* start DATASET EXTRACT *

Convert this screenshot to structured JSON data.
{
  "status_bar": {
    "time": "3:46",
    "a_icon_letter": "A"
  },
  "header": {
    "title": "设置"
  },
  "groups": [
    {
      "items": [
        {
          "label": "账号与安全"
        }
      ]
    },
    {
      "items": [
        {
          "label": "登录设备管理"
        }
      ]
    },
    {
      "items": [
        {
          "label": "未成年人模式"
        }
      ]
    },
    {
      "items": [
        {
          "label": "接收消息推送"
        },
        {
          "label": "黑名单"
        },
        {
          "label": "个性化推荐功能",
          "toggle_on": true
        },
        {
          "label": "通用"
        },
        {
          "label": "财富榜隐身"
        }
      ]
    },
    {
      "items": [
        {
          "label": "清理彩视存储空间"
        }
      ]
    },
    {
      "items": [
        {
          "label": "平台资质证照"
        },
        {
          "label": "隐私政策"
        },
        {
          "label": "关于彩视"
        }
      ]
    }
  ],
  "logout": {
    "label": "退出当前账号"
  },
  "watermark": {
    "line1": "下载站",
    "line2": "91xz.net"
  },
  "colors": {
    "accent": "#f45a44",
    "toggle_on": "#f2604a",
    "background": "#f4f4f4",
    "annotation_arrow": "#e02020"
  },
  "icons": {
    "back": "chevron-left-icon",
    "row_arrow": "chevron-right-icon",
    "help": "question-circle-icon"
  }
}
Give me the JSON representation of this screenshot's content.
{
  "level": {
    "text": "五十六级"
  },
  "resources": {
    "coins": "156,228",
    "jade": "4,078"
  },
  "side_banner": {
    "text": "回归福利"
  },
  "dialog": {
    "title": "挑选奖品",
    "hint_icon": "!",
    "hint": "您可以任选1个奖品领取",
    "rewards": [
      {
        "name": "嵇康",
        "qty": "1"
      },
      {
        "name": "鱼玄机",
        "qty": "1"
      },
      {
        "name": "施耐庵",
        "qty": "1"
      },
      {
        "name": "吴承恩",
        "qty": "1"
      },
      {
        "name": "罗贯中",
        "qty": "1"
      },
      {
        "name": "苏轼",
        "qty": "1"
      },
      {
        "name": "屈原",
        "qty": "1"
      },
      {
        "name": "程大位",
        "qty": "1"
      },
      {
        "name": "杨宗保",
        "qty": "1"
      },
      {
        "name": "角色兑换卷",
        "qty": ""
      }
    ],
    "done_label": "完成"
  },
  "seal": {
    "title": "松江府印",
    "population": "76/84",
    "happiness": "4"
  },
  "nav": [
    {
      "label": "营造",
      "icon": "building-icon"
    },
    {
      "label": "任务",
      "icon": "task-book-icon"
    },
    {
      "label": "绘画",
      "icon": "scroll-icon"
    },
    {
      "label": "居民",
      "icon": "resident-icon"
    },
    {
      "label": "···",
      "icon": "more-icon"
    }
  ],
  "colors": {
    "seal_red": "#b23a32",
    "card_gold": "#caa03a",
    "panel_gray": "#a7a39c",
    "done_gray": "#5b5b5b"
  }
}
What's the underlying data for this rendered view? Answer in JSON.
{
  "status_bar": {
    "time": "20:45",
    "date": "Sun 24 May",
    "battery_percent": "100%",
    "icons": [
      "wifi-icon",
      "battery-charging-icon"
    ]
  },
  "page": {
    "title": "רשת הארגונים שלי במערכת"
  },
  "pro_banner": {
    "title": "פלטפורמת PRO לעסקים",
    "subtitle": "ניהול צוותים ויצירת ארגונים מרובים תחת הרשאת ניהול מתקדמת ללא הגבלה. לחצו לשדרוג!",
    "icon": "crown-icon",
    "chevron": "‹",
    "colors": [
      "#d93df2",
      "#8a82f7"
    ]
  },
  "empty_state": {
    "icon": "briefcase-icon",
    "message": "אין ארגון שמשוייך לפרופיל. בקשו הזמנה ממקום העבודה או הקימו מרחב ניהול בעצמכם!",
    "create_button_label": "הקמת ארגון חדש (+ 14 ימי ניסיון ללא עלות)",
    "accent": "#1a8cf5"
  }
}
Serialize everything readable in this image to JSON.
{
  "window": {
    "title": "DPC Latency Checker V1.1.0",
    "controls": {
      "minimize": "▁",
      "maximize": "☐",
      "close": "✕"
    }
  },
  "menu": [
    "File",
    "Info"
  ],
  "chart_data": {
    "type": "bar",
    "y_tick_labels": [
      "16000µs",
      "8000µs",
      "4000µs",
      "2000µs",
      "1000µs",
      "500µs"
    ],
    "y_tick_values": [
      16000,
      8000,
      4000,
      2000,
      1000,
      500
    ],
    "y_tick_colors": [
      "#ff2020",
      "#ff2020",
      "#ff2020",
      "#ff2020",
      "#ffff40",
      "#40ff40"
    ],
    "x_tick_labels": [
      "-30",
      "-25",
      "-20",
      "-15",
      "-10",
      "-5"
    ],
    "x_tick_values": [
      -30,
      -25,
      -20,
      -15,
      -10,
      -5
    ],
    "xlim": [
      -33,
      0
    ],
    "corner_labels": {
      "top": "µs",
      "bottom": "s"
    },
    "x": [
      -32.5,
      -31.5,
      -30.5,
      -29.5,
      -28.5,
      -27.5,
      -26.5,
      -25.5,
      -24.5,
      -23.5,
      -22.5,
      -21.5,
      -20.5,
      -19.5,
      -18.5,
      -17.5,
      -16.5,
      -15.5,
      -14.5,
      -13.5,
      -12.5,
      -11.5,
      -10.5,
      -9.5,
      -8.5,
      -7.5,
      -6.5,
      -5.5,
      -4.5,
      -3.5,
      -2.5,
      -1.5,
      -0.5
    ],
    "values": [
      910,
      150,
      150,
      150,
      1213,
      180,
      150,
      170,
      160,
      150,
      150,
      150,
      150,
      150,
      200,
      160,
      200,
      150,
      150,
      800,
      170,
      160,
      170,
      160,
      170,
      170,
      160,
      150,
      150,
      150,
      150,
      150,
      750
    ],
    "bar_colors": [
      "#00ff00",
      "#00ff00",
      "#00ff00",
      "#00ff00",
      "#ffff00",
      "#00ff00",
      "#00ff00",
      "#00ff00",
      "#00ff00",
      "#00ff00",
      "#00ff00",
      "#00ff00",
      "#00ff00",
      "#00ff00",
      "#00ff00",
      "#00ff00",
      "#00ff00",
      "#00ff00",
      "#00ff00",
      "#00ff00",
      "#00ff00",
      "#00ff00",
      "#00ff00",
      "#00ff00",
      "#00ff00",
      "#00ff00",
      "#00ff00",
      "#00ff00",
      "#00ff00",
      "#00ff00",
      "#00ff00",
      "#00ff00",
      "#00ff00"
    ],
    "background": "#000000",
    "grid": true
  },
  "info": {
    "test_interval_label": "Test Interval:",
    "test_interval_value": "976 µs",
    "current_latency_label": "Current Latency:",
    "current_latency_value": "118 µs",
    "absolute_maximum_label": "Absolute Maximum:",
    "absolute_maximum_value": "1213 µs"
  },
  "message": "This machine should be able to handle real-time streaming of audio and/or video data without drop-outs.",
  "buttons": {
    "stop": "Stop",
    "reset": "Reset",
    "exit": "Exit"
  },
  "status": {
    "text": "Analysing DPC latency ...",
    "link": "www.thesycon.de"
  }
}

* end DATASET EXTRACT *

*WHAT IS ASKED*
List the lines of the records where "message" occurs.

*RESPONSE TO THIS TASK*
    "message": "אין ארגון שמשוייך לפרופיל. בקשו הזמנה ממקום העבודה או הקימו מרחב ניהול בעצמכם!",
  "message": "This machine should be able to handle real-time streaming of audio and/or video data without drop-outs.",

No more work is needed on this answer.